## start
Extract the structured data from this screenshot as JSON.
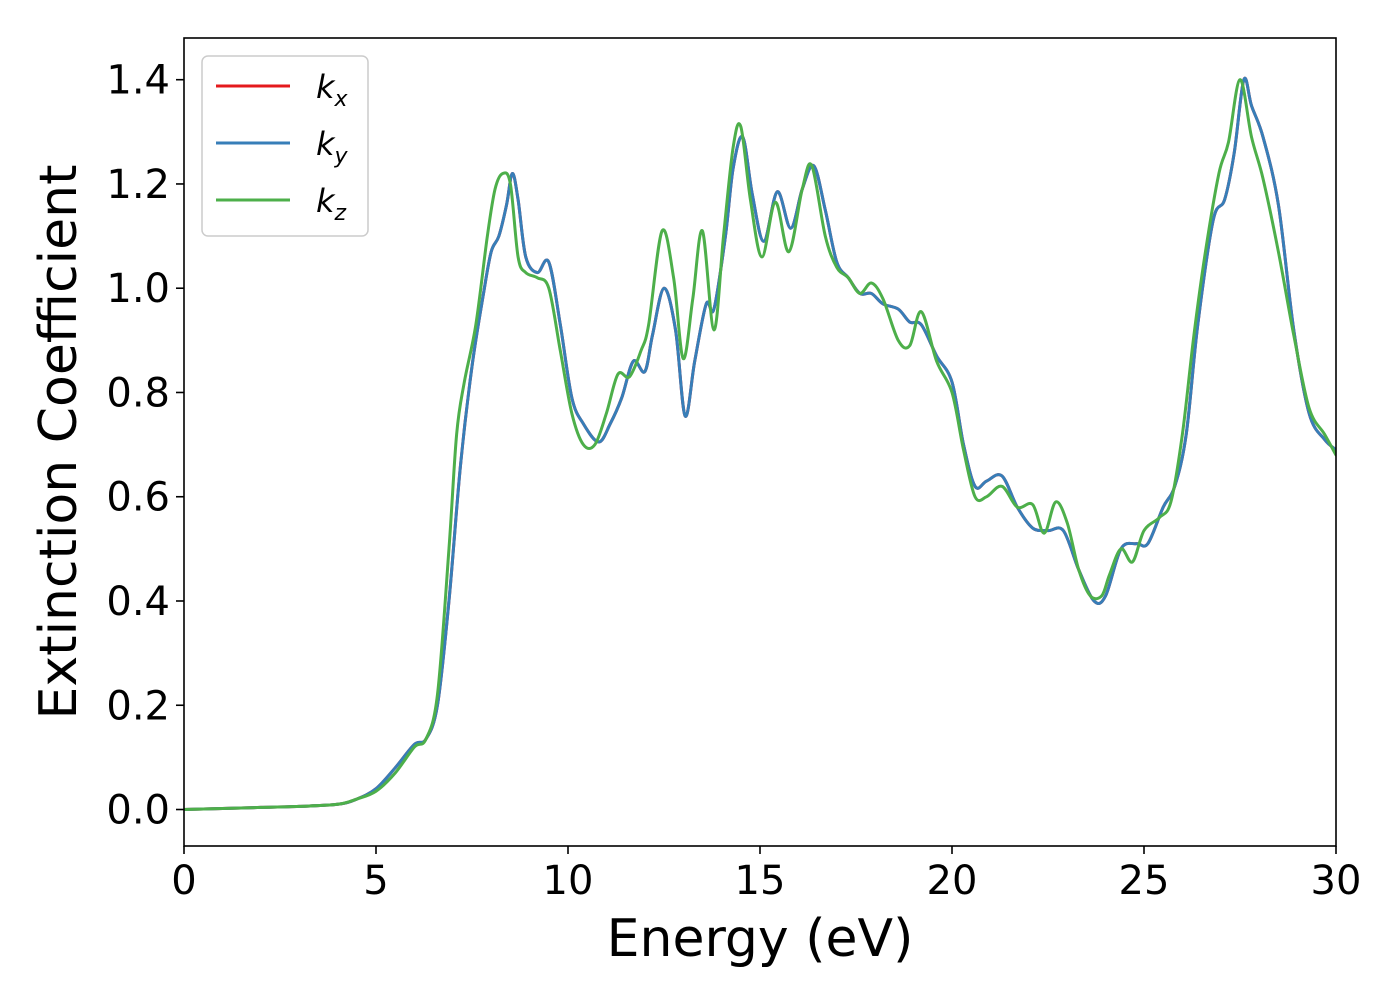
{
  "chart_data": {
    "type": "line",
    "xlabel": "Energy (eV)",
    "ylabel": "Extinction Coefficient",
    "xlim": [
      0,
      30
    ],
    "ylim": [
      -0.07,
      1.48
    ],
    "xticks": [
      0,
      5,
      10,
      15,
      20,
      25,
      30
    ],
    "yticks": [
      0.0,
      0.2,
      0.4,
      0.6,
      0.8,
      1.0,
      1.2,
      1.4
    ],
    "xtick_labels": [
      "0",
      "5",
      "10",
      "15",
      "20",
      "25",
      "30"
    ],
    "ytick_labels": [
      "0.0",
      "0.2",
      "0.4",
      "0.6",
      "0.8",
      "1.0",
      "1.2",
      "1.4"
    ],
    "grid": false,
    "legend_position": "top-left",
    "series": [
      {
        "name": "k_x",
        "base": "k",
        "sub": "x",
        "color": "#e41a1c",
        "x": [
          0,
          1,
          2,
          3,
          4,
          4.5,
          5,
          5.5,
          6,
          6.3,
          6.6,
          6.9,
          7.2,
          7.5,
          7.8,
          8.0,
          8.2,
          8.4,
          8.55,
          8.7,
          8.9,
          9.2,
          9.5,
          9.8,
          10.1,
          10.4,
          10.8,
          11.1,
          11.4,
          11.7,
          12.0,
          12.2,
          12.5,
          12.8,
          13.05,
          13.3,
          13.6,
          13.8,
          14.1,
          14.3,
          14.55,
          14.8,
          15.1,
          15.45,
          15.8,
          16.1,
          16.4,
          16.7,
          17.0,
          17.3,
          17.6,
          17.9,
          18.2,
          18.6,
          18.9,
          19.2,
          19.6,
          20.0,
          20.3,
          20.6,
          20.9,
          21.3,
          21.7,
          22.1,
          22.5,
          22.9,
          23.3,
          23.7,
          24.0,
          24.4,
          24.8,
          25.1,
          25.5,
          25.8,
          26.1,
          26.4,
          26.8,
          27.1,
          27.35,
          27.6,
          27.8,
          28.1,
          28.5,
          28.9,
          29.3,
          29.7,
          30.0
        ],
        "y": [
          0.0,
          0.002,
          0.004,
          0.006,
          0.01,
          0.02,
          0.04,
          0.08,
          0.125,
          0.135,
          0.2,
          0.4,
          0.66,
          0.85,
          0.99,
          1.07,
          1.1,
          1.16,
          1.22,
          1.17,
          1.06,
          1.03,
          1.05,
          0.93,
          0.79,
          0.74,
          0.705,
          0.74,
          0.79,
          0.86,
          0.84,
          0.91,
          1.0,
          0.92,
          0.755,
          0.86,
          0.97,
          0.96,
          1.1,
          1.23,
          1.29,
          1.18,
          1.09,
          1.185,
          1.115,
          1.19,
          1.235,
          1.15,
          1.05,
          1.02,
          0.99,
          0.99,
          0.97,
          0.96,
          0.935,
          0.93,
          0.87,
          0.82,
          0.7,
          0.62,
          0.63,
          0.64,
          0.58,
          0.54,
          0.535,
          0.535,
          0.46,
          0.4,
          0.41,
          0.5,
          0.51,
          0.51,
          0.58,
          0.62,
          0.72,
          0.93,
          1.13,
          1.17,
          1.26,
          1.4,
          1.35,
          1.29,
          1.16,
          0.92,
          0.76,
          0.71,
          0.69
        ]
      },
      {
        "name": "k_y",
        "base": "k",
        "sub": "y",
        "color": "#377eb8",
        "x": [
          0,
          1,
          2,
          3,
          4,
          4.5,
          5,
          5.5,
          6,
          6.3,
          6.6,
          6.9,
          7.2,
          7.5,
          7.8,
          8.0,
          8.2,
          8.4,
          8.55,
          8.7,
          8.9,
          9.2,
          9.5,
          9.8,
          10.1,
          10.4,
          10.8,
          11.1,
          11.4,
          11.7,
          12.0,
          12.2,
          12.5,
          12.8,
          13.05,
          13.3,
          13.6,
          13.8,
          14.1,
          14.3,
          14.55,
          14.8,
          15.1,
          15.45,
          15.8,
          16.1,
          16.4,
          16.7,
          17.0,
          17.3,
          17.6,
          17.9,
          18.2,
          18.6,
          18.9,
          19.2,
          19.6,
          20.0,
          20.3,
          20.6,
          20.9,
          21.3,
          21.7,
          22.1,
          22.5,
          22.9,
          23.3,
          23.7,
          24.0,
          24.4,
          24.8,
          25.1,
          25.5,
          25.8,
          26.1,
          26.4,
          26.8,
          27.1,
          27.35,
          27.6,
          27.8,
          28.1,
          28.5,
          28.9,
          29.3,
          29.7,
          30.0
        ],
        "y": [
          0.0,
          0.002,
          0.004,
          0.006,
          0.01,
          0.02,
          0.04,
          0.08,
          0.125,
          0.135,
          0.2,
          0.4,
          0.66,
          0.85,
          0.99,
          1.07,
          1.1,
          1.16,
          1.22,
          1.17,
          1.06,
          1.03,
          1.05,
          0.93,
          0.79,
          0.74,
          0.705,
          0.74,
          0.79,
          0.86,
          0.84,
          0.91,
          1.0,
          0.92,
          0.755,
          0.86,
          0.97,
          0.96,
          1.1,
          1.23,
          1.29,
          1.18,
          1.09,
          1.185,
          1.115,
          1.19,
          1.235,
          1.15,
          1.05,
          1.02,
          0.99,
          0.99,
          0.97,
          0.96,
          0.935,
          0.93,
          0.87,
          0.82,
          0.7,
          0.62,
          0.63,
          0.64,
          0.58,
          0.54,
          0.535,
          0.535,
          0.46,
          0.4,
          0.41,
          0.5,
          0.51,
          0.51,
          0.58,
          0.62,
          0.72,
          0.93,
          1.13,
          1.17,
          1.26,
          1.4,
          1.35,
          1.29,
          1.16,
          0.92,
          0.76,
          0.71,
          0.69
        ]
      },
      {
        "name": "k_z",
        "base": "k",
        "sub": "z",
        "color": "#4daf4a",
        "x": [
          0,
          1,
          2,
          3,
          4,
          4.5,
          5,
          5.5,
          6,
          6.3,
          6.6,
          6.9,
          7.1,
          7.3,
          7.6,
          7.9,
          8.1,
          8.3,
          8.5,
          8.7,
          8.9,
          9.2,
          9.5,
          9.8,
          10.1,
          10.4,
          10.7,
          11.0,
          11.3,
          11.6,
          11.9,
          12.1,
          12.45,
          12.75,
          13.0,
          13.25,
          13.5,
          13.8,
          14.05,
          14.3,
          14.5,
          14.75,
          15.05,
          15.4,
          15.75,
          16.1,
          16.35,
          16.7,
          17.0,
          17.3,
          17.6,
          17.9,
          18.2,
          18.6,
          18.9,
          19.2,
          19.6,
          20.0,
          20.3,
          20.6,
          20.9,
          21.3,
          21.7,
          22.1,
          22.4,
          22.7,
          23.0,
          23.3,
          23.6,
          23.9,
          24.1,
          24.4,
          24.7,
          25.0,
          25.4,
          25.7,
          26.0,
          26.3,
          26.6,
          26.95,
          27.2,
          27.5,
          27.8,
          28.1,
          28.5,
          28.9,
          29.3,
          29.7,
          30.0
        ],
        "y": [
          0.0,
          0.002,
          0.004,
          0.006,
          0.01,
          0.02,
          0.035,
          0.07,
          0.12,
          0.135,
          0.22,
          0.5,
          0.72,
          0.82,
          0.93,
          1.1,
          1.19,
          1.22,
          1.2,
          1.06,
          1.03,
          1.02,
          1.0,
          0.88,
          0.76,
          0.7,
          0.7,
          0.76,
          0.835,
          0.83,
          0.88,
          0.93,
          1.11,
          1.02,
          0.865,
          0.98,
          1.11,
          0.92,
          1.1,
          1.27,
          1.31,
          1.17,
          1.06,
          1.165,
          1.07,
          1.19,
          1.235,
          1.1,
          1.04,
          1.02,
          0.99,
          1.01,
          0.98,
          0.9,
          0.89,
          0.955,
          0.86,
          0.8,
          0.69,
          0.6,
          0.6,
          0.62,
          0.58,
          0.585,
          0.53,
          0.59,
          0.55,
          0.46,
          0.41,
          0.41,
          0.45,
          0.5,
          0.475,
          0.535,
          0.56,
          0.59,
          0.72,
          0.91,
          1.07,
          1.22,
          1.28,
          1.4,
          1.29,
          1.21,
          1.07,
          0.91,
          0.77,
          0.72,
          0.68
        ]
      }
    ]
  }
}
## end
Extract lines where the string "color" occurs.

        "color": "#e41a1c",
        "color": "#377eb8",
        "color": "#4daf4a",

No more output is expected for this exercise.